### Stated goal
Extract each line containing the string "true".

(Saved entries)
-- Begin --

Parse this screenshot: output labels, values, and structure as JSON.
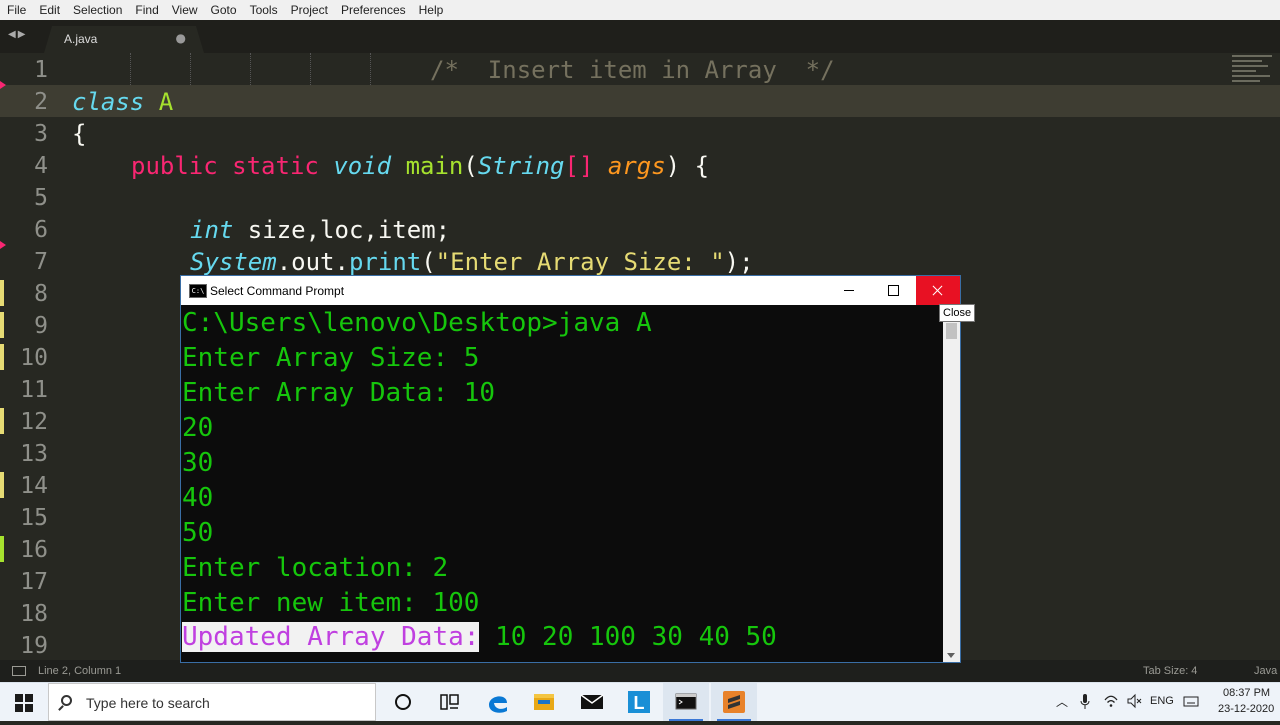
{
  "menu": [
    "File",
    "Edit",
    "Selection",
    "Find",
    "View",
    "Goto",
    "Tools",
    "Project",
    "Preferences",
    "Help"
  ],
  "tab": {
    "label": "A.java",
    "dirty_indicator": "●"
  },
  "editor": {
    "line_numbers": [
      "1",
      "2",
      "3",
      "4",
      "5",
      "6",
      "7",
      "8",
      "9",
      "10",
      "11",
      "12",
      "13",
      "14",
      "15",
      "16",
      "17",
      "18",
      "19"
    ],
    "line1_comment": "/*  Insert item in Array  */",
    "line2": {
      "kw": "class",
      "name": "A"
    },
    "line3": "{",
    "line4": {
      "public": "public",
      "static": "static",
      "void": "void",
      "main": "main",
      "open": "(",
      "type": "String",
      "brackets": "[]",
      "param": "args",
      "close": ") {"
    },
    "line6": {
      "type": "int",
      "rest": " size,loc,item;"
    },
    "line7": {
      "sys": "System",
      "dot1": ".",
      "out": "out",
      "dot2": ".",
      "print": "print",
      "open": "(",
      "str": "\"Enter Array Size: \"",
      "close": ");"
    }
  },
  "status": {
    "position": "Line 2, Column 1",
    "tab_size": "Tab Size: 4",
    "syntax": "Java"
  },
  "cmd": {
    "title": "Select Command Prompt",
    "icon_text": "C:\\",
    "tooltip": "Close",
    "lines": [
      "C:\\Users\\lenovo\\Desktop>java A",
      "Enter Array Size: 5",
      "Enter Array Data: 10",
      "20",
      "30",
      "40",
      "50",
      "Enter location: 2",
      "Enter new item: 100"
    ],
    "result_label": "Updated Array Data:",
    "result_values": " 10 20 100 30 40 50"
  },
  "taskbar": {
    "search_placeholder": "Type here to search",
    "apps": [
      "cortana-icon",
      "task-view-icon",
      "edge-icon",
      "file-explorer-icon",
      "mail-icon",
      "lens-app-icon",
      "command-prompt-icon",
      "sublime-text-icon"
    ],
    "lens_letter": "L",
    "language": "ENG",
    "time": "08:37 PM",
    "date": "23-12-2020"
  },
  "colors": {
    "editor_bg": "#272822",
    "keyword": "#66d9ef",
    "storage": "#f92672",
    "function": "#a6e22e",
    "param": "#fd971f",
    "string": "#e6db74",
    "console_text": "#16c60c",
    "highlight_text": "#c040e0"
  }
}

-- End --
-- Begin --

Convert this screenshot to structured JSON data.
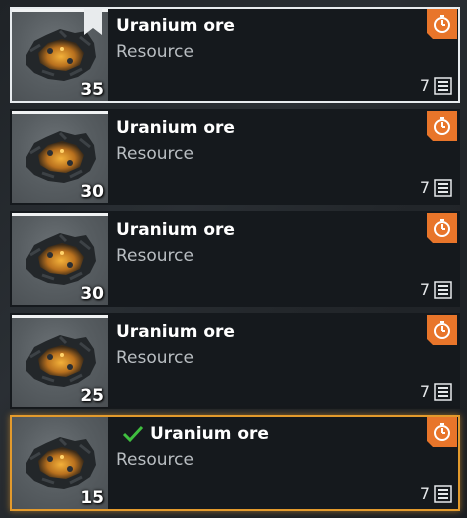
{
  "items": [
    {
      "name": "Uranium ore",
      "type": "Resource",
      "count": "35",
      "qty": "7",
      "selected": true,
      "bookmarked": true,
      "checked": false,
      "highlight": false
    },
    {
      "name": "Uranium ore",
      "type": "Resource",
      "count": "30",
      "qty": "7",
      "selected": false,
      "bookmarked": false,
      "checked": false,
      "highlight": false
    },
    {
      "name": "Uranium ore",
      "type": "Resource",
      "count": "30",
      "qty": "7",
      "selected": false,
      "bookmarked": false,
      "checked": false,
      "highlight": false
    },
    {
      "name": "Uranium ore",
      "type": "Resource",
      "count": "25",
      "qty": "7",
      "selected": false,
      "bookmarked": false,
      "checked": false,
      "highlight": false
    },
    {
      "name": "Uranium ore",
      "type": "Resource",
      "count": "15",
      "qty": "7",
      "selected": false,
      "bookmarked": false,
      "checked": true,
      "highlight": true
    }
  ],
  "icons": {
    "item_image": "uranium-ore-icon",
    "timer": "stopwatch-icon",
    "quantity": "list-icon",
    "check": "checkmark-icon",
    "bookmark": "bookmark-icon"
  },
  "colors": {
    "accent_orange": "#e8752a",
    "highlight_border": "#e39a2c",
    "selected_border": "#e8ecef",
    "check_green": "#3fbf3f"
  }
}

-- End --
-- Begin --

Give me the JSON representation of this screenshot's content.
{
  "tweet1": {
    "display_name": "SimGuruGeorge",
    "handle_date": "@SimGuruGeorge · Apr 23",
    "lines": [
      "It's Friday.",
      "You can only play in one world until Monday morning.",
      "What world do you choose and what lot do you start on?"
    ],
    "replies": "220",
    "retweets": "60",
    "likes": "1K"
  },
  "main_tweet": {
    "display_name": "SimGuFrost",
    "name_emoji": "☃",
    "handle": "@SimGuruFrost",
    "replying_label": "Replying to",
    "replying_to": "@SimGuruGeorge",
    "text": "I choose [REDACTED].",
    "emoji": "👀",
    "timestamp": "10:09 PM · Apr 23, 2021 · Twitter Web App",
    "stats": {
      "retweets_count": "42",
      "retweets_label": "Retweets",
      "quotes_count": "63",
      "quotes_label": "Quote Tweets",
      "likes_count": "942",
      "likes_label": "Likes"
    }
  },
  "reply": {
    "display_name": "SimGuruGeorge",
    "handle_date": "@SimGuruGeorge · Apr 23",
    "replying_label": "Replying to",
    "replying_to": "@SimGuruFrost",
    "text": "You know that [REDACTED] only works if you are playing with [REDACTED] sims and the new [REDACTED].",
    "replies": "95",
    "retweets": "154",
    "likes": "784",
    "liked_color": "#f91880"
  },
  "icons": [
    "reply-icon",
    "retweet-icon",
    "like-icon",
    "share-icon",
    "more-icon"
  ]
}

-- End --

### Exercise solution
      "selected": true,
      "bookmarked": true,
      "checked": true,
      "highlight": true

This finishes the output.